State how many lines of the entries hold the string "color", and output nothing but that count.

(Stored entries)
----------
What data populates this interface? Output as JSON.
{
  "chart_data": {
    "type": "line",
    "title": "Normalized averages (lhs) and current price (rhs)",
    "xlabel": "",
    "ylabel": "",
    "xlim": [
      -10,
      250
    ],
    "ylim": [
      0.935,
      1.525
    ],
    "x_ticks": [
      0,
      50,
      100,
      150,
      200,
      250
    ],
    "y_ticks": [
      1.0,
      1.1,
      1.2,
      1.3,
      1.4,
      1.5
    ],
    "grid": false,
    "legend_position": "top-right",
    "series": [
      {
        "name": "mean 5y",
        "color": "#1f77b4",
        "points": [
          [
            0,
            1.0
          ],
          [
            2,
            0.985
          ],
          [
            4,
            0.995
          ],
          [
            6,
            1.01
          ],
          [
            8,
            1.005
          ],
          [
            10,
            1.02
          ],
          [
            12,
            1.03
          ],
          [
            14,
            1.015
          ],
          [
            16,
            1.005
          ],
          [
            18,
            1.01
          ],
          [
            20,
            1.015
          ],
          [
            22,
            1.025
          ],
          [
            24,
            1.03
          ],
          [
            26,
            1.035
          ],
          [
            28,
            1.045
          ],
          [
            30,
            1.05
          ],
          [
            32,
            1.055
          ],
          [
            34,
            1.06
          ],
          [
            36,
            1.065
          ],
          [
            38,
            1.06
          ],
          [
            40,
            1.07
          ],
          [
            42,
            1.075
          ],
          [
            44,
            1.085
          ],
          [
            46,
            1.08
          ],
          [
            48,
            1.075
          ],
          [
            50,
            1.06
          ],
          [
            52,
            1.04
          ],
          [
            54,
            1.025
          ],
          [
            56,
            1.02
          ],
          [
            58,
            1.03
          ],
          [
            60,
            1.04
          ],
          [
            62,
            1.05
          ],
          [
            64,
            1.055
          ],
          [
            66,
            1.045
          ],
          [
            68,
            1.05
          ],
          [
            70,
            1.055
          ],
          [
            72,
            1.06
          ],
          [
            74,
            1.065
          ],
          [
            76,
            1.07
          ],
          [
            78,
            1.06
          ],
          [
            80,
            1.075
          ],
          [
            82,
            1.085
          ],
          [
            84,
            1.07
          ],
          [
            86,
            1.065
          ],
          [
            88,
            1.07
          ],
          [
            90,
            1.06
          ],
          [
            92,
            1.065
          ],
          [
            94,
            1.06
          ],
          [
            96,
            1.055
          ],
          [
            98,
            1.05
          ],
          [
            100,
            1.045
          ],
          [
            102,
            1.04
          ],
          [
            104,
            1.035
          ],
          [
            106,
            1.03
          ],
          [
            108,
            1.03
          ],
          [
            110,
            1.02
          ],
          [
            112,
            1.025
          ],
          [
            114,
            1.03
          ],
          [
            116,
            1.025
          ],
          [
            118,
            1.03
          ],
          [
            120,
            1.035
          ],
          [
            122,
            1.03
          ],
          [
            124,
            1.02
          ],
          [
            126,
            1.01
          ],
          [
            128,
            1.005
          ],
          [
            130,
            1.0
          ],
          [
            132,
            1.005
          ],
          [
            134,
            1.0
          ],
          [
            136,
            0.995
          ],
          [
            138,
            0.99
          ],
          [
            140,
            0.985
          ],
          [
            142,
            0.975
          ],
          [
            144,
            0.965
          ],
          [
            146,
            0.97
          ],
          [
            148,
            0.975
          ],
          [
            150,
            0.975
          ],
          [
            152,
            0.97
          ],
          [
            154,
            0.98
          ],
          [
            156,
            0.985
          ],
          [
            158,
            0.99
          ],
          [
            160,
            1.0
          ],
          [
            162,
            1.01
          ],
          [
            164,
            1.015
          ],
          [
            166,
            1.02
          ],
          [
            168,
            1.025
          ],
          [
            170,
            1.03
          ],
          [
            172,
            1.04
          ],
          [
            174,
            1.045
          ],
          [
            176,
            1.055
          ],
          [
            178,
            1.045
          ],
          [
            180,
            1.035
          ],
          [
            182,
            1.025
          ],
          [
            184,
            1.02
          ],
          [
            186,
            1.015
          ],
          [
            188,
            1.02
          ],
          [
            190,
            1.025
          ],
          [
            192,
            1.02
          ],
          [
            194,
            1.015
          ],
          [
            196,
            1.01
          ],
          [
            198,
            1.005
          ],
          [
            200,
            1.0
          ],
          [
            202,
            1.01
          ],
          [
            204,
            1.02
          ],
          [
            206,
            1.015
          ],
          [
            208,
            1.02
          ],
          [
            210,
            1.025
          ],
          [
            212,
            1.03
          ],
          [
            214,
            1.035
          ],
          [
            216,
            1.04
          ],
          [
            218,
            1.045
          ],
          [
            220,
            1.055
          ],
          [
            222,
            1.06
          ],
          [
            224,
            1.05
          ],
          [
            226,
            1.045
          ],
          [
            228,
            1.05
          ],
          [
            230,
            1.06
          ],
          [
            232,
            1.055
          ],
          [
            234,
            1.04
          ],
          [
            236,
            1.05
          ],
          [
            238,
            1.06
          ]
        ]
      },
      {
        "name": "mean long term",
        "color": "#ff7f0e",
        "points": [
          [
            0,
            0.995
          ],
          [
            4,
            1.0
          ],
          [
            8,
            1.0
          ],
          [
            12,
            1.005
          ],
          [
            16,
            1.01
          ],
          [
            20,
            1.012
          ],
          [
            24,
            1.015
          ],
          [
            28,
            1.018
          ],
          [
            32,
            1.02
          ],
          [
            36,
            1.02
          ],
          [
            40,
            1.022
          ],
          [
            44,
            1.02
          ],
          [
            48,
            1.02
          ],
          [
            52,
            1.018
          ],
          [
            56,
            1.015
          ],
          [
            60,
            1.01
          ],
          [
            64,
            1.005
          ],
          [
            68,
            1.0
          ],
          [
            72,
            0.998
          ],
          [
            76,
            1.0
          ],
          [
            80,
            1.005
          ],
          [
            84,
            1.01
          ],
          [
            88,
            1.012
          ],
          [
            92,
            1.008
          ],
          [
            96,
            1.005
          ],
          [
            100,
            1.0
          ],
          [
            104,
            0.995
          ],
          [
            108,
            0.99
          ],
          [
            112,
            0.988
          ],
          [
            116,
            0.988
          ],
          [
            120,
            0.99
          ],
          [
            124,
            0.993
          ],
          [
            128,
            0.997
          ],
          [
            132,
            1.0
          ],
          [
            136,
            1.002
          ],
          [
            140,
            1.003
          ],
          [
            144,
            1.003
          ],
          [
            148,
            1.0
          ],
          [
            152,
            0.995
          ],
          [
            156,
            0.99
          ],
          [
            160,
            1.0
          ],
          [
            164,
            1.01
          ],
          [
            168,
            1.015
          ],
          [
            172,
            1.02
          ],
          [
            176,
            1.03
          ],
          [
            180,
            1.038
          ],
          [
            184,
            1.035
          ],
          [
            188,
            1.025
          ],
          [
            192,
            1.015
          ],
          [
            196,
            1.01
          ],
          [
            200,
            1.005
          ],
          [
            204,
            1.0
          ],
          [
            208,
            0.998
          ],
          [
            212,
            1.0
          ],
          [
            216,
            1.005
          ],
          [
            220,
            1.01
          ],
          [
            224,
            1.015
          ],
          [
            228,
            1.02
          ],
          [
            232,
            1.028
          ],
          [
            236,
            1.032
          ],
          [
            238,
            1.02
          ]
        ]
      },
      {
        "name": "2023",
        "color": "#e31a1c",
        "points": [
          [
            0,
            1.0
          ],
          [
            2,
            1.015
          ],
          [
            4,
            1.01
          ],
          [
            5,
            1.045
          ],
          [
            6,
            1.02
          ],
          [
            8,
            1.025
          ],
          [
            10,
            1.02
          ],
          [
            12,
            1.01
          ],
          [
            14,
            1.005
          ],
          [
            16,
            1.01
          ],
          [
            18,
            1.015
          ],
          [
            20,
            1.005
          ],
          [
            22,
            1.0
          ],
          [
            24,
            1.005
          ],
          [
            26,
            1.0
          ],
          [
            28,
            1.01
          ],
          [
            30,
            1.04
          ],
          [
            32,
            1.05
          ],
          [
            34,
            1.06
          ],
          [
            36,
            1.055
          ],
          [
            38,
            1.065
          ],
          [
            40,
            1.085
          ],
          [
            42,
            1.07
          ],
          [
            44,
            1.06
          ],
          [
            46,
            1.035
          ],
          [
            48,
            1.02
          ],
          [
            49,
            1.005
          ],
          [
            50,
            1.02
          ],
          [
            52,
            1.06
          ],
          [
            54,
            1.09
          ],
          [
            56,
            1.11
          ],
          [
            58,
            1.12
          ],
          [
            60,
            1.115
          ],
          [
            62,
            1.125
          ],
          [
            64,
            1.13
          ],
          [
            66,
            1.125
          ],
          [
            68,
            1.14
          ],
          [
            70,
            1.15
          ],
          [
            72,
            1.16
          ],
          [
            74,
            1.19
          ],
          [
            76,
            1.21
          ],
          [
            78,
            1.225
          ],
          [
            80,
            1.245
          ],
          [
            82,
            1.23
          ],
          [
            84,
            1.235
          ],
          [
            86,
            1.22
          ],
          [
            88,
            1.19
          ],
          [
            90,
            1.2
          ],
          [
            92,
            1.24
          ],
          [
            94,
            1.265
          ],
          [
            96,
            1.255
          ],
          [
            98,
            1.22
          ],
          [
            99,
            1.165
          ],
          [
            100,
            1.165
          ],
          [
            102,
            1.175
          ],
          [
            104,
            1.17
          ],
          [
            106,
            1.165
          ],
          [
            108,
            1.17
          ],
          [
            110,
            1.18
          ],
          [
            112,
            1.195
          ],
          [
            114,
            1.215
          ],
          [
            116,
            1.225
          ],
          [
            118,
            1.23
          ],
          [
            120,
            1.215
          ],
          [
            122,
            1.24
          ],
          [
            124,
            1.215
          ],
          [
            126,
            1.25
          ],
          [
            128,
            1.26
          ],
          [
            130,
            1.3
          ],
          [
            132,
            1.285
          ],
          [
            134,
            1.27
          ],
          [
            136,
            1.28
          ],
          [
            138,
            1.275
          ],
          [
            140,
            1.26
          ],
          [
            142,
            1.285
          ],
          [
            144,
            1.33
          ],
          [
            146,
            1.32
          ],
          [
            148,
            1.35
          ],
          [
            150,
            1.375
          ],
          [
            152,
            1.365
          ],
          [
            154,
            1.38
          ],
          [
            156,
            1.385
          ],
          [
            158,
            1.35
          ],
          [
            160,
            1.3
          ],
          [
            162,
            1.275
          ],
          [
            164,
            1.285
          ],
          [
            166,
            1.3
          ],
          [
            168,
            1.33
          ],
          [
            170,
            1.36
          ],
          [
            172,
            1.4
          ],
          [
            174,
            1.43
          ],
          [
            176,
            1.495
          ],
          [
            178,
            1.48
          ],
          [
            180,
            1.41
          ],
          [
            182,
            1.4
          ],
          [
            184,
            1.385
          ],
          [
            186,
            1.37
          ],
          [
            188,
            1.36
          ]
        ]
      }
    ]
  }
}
----------
* **Exercise response**:
3